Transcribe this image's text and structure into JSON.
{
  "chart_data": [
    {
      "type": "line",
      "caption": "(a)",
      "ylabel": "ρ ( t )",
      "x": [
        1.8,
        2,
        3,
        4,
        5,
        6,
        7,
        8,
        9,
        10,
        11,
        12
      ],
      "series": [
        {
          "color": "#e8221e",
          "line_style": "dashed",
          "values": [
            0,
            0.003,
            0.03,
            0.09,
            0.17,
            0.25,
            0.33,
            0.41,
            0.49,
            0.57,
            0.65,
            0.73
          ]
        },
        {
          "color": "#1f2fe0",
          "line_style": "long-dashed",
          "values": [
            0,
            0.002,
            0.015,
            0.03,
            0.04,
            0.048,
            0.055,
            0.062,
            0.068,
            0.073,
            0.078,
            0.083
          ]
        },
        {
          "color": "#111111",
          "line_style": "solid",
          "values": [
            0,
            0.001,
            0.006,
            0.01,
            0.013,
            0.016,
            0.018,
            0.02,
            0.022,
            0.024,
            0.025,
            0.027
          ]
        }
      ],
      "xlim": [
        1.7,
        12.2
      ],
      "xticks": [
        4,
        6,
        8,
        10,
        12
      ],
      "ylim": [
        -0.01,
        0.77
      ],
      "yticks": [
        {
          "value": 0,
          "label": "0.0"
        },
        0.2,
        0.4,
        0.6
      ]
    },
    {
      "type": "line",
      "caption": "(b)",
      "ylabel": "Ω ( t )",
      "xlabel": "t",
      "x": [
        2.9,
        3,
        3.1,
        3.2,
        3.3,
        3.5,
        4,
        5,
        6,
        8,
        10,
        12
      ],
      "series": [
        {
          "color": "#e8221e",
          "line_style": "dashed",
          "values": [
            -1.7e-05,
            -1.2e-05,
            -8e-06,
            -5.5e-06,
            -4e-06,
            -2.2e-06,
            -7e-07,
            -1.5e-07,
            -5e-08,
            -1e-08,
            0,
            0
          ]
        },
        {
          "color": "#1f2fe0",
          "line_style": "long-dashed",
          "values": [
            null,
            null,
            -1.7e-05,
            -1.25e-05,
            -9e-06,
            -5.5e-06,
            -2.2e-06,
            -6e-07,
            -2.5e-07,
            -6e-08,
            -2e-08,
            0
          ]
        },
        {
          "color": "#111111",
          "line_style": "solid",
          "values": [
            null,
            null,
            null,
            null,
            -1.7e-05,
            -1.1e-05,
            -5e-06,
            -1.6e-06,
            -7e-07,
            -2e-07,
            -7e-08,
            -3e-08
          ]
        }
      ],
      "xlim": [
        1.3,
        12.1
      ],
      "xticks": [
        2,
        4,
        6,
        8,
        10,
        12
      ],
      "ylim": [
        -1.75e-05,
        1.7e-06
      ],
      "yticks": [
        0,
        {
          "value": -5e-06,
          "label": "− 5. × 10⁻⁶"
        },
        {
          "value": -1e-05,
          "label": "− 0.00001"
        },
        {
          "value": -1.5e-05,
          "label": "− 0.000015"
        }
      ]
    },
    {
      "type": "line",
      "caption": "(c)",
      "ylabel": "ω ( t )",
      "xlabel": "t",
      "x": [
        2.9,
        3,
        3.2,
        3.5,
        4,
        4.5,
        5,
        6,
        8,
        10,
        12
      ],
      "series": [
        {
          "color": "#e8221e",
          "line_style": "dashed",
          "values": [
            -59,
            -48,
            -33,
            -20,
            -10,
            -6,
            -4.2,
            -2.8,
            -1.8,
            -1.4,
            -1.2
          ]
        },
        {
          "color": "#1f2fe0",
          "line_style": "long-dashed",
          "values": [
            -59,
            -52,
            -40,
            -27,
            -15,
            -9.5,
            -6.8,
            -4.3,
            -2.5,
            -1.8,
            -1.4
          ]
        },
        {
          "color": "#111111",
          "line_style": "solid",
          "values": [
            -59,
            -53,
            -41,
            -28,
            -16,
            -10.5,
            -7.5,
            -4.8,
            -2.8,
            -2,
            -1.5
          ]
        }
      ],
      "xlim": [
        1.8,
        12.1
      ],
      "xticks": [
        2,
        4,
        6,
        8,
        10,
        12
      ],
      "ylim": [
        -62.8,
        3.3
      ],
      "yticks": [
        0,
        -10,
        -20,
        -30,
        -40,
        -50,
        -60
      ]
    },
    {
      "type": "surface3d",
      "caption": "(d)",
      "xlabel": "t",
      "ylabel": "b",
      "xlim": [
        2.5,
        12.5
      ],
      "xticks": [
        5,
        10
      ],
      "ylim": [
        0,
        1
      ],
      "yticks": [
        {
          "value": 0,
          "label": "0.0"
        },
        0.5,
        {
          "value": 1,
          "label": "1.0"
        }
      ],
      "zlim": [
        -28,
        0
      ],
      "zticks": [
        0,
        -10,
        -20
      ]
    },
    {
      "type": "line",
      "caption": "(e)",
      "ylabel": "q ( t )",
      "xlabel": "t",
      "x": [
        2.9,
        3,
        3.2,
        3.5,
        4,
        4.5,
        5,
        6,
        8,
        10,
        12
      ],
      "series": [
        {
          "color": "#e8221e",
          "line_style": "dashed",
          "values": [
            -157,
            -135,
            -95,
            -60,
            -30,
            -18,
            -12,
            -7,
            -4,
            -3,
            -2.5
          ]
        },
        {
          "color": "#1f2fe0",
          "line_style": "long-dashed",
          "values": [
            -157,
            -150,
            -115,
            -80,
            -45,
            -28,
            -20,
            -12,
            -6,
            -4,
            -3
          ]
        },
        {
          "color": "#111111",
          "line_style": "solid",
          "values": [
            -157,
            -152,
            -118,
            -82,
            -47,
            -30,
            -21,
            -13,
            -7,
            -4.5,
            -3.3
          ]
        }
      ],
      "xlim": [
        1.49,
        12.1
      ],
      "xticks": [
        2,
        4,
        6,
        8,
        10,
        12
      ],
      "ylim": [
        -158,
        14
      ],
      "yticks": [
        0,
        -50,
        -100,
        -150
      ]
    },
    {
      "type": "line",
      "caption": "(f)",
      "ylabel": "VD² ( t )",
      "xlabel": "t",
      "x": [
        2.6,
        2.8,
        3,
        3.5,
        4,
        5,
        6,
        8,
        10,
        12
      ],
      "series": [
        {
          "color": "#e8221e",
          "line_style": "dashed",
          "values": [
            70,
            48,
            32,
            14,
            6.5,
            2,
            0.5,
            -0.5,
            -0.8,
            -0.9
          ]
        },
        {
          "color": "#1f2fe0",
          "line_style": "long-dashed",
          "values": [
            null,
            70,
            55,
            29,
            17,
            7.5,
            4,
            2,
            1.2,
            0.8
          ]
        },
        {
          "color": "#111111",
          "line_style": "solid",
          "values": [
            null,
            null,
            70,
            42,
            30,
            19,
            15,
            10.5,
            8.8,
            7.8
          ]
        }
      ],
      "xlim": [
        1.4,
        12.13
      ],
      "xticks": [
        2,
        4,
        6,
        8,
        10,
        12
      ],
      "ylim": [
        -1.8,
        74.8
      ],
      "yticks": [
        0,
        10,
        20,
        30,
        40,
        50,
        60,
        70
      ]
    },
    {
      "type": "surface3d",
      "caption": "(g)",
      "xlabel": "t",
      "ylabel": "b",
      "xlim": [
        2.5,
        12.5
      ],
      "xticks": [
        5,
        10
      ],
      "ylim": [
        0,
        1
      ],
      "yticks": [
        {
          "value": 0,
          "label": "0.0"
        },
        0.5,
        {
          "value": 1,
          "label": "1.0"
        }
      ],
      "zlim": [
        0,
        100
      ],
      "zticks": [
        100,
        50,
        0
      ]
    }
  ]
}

Task prompt |
Reproduce the entries above in full by retyping them exactly.

Full answer |
Transcribe this image's text and structure into JSON.
{
  "chart_data": [
    {
      "type": "line",
      "caption": "(a)",
      "ylabel": "ρ ( t )",
      "x": [
        1.8,
        2,
        3,
        4,
        5,
        6,
        7,
        8,
        9,
        10,
        11,
        12
      ],
      "series": [
        {
          "color": "#e8221e",
          "line_style": "dashed",
          "values": [
            0,
            0.003,
            0.03,
            0.09,
            0.17,
            0.25,
            0.33,
            0.41,
            0.49,
            0.57,
            0.65,
            0.73
          ]
        },
        {
          "color": "#1f2fe0",
          "line_style": "long-dashed",
          "values": [
            0,
            0.002,
            0.015,
            0.03,
            0.04,
            0.048,
            0.055,
            0.062,
            0.068,
            0.073,
            0.078,
            0.083
          ]
        },
        {
          "color": "#111111",
          "line_style": "solid",
          "values": [
            0,
            0.001,
            0.006,
            0.01,
            0.013,
            0.016,
            0.018,
            0.02,
            0.022,
            0.024,
            0.025,
            0.027
          ]
        }
      ],
      "xlim": [
        1.7,
        12.2
      ],
      "xticks": [
        4,
        6,
        8,
        10,
        12
      ],
      "ylim": [
        -0.01,
        0.77
      ],
      "yticks": [
        {
          "value": 0,
          "label": "0.0"
        },
        0.2,
        0.4,
        0.6
      ]
    },
    {
      "type": "line",
      "caption": "(b)",
      "ylabel": "Ω ( t )",
      "xlabel": "t",
      "x": [
        2.9,
        3,
        3.1,
        3.2,
        3.3,
        3.5,
        4,
        5,
        6,
        8,
        10,
        12
      ],
      "series": [
        {
          "color": "#e8221e",
          "line_style": "dashed",
          "values": [
            -1.7e-05,
            -1.2e-05,
            -8e-06,
            -5.5e-06,
            -4e-06,
            -2.2e-06,
            -7e-07,
            -1.5e-07,
            -5e-08,
            -1e-08,
            0,
            0
          ]
        },
        {
          "color": "#1f2fe0",
          "line_style": "long-dashed",
          "values": [
            null,
            null,
            -1.7e-05,
            -1.25e-05,
            -9e-06,
            -5.5e-06,
            -2.2e-06,
            -6e-07,
            -2.5e-07,
            -6e-08,
            -2e-08,
            0
          ]
        },
        {
          "color": "#111111",
          "line_style": "solid",
          "values": [
            null,
            null,
            null,
            null,
            -1.7e-05,
            -1.1e-05,
            -5e-06,
            -1.6e-06,
            -7e-07,
            -2e-07,
            -7e-08,
            -3e-08
          ]
        }
      ],
      "xlim": [
        1.3,
        12.1
      ],
      "xticks": [
        2,
        4,
        6,
        8,
        10,
        12
      ],
      "ylim": [
        -1.75e-05,
        1.7e-06
      ],
      "yticks": [
        0,
        {
          "value": -5e-06,
          "label": "− 5. × 10⁻⁶"
        },
        {
          "value": -1e-05,
          "label": "− 0.00001"
        },
        {
          "value": -1.5e-05,
          "label": "− 0.000015"
        }
      ]
    },
    {
      "type": "line",
      "caption": "(c)",
      "ylabel": "ω ( t )",
      "xlabel": "t",
      "x": [
        2.9,
        3,
        3.2,
        3.5,
        4,
        4.5,
        5,
        6,
        8,
        10,
        12
      ],
      "series": [
        {
          "color": "#e8221e",
          "line_style": "dashed",
          "values": [
            -59,
            -48,
            -33,
            -20,
            -10,
            -6,
            -4.2,
            -2.8,
            -1.8,
            -1.4,
            -1.2
          ]
        },
        {
          "color": "#1f2fe0",
          "line_style": "long-dashed",
          "values": [
            -59,
            -52,
            -40,
            -27,
            -15,
            -9.5,
            -6.8,
            -4.3,
            -2.5,
            -1.8,
            -1.4
          ]
        },
        {
          "color": "#111111",
          "line_style": "solid",
          "values": [
            -59,
            -53,
            -41,
            -28,
            -16,
            -10.5,
            -7.5,
            -4.8,
            -2.8,
            -2,
            -1.5
          ]
        }
      ],
      "xlim": [
        1.8,
        12.1
      ],
      "xticks": [
        2,
        4,
        6,
        8,
        10,
        12
      ],
      "ylim": [
        -62.8,
        3.3
      ],
      "yticks": [
        0,
        -10,
        -20,
        -30,
        -40,
        -50,
        -60
      ]
    },
    {
      "type": "surface3d",
      "caption": "(d)",
      "xlabel": "t",
      "ylabel": "b",
      "xlim": [
        2.5,
        12.5
      ],
      "xticks": [
        5,
        10
      ],
      "ylim": [
        0,
        1
      ],
      "yticks": [
        {
          "value": 0,
          "label": "0.0"
        },
        0.5,
        {
          "value": 1,
          "label": "1.0"
        }
      ],
      "zlim": [
        -28,
        0
      ],
      "zticks": [
        0,
        -10,
        -20
      ]
    },
    {
      "type": "line",
      "caption": "(e)",
      "ylabel": "q ( t )",
      "xlabel": "t",
      "x": [
        2.9,
        3,
        3.2,
        3.5,
        4,
        4.5,
        5,
        6,
        8,
        10,
        12
      ],
      "series": [
        {
          "color": "#e8221e",
          "line_style": "dashed",
          "values": [
            -157,
            -135,
            -95,
            -60,
            -30,
            -18,
            -12,
            -7,
            -4,
            -3,
            -2.5
          ]
        },
        {
          "color": "#1f2fe0",
          "line_style": "long-dashed",
          "values": [
            -157,
            -150,
            -115,
            -80,
            -45,
            -28,
            -20,
            -12,
            -6,
            -4,
            -3
          ]
        },
        {
          "color": "#111111",
          "line_style": "solid",
          "values": [
            -157,
            -152,
            -118,
            -82,
            -47,
            -30,
            -21,
            -13,
            -7,
            -4.5,
            -3.3
          ]
        }
      ],
      "xlim": [
        1.49,
        12.1
      ],
      "xticks": [
        2,
        4,
        6,
        8,
        10,
        12
      ],
      "ylim": [
        -158,
        14
      ],
      "yticks": [
        0,
        -50,
        -100,
        -150
      ]
    },
    {
      "type": "line",
      "caption": "(f)",
      "ylabel": "VD² ( t )",
      "xlabel": "t",
      "x": [
        2.6,
        2.8,
        3,
        3.5,
        4,
        5,
        6,
        8,
        10,
        12
      ],
      "series": [
        {
          "color": "#e8221e",
          "line_style": "dashed",
          "values": [
            70,
            48,
            32,
            14,
            6.5,
            2,
            0.5,
            -0.5,
            -0.8,
            -0.9
          ]
        },
        {
          "color": "#1f2fe0",
          "line_style": "long-dashed",
          "values": [
            null,
            70,
            55,
            29,
            17,
            7.5,
            4,
            2,
            1.2,
            0.8
          ]
        },
        {
          "color": "#111111",
          "line_style": "solid",
          "values": [
            null,
            null,
            70,
            42,
            30,
            19,
            15,
            10.5,
            8.8,
            7.8
          ]
        }
      ],
      "xlim": [
        1.4,
        12.13
      ],
      "xticks": [
        2,
        4,
        6,
        8,
        10,
        12
      ],
      "ylim": [
        -1.8,
        74.8
      ],
      "yticks": [
        0,
        10,
        20,
        30,
        40,
        50,
        60,
        70
      ]
    },
    {
      "type": "surface3d",
      "caption": "(g)",
      "xlabel": "t",
      "ylabel": "b",
      "xlim": [
        2.5,
        12.5
      ],
      "xticks": [
        5,
        10
      ],
      "ylim": [
        0,
        1
      ],
      "yticks": [
        {
          "value": 0,
          "label": "0.0"
        },
        0.5,
        {
          "value": 1,
          "label": "1.0"
        }
      ],
      "zlim": [
        0,
        100
      ],
      "zticks": [
        100,
        50,
        0
      ]
    }
  ]
}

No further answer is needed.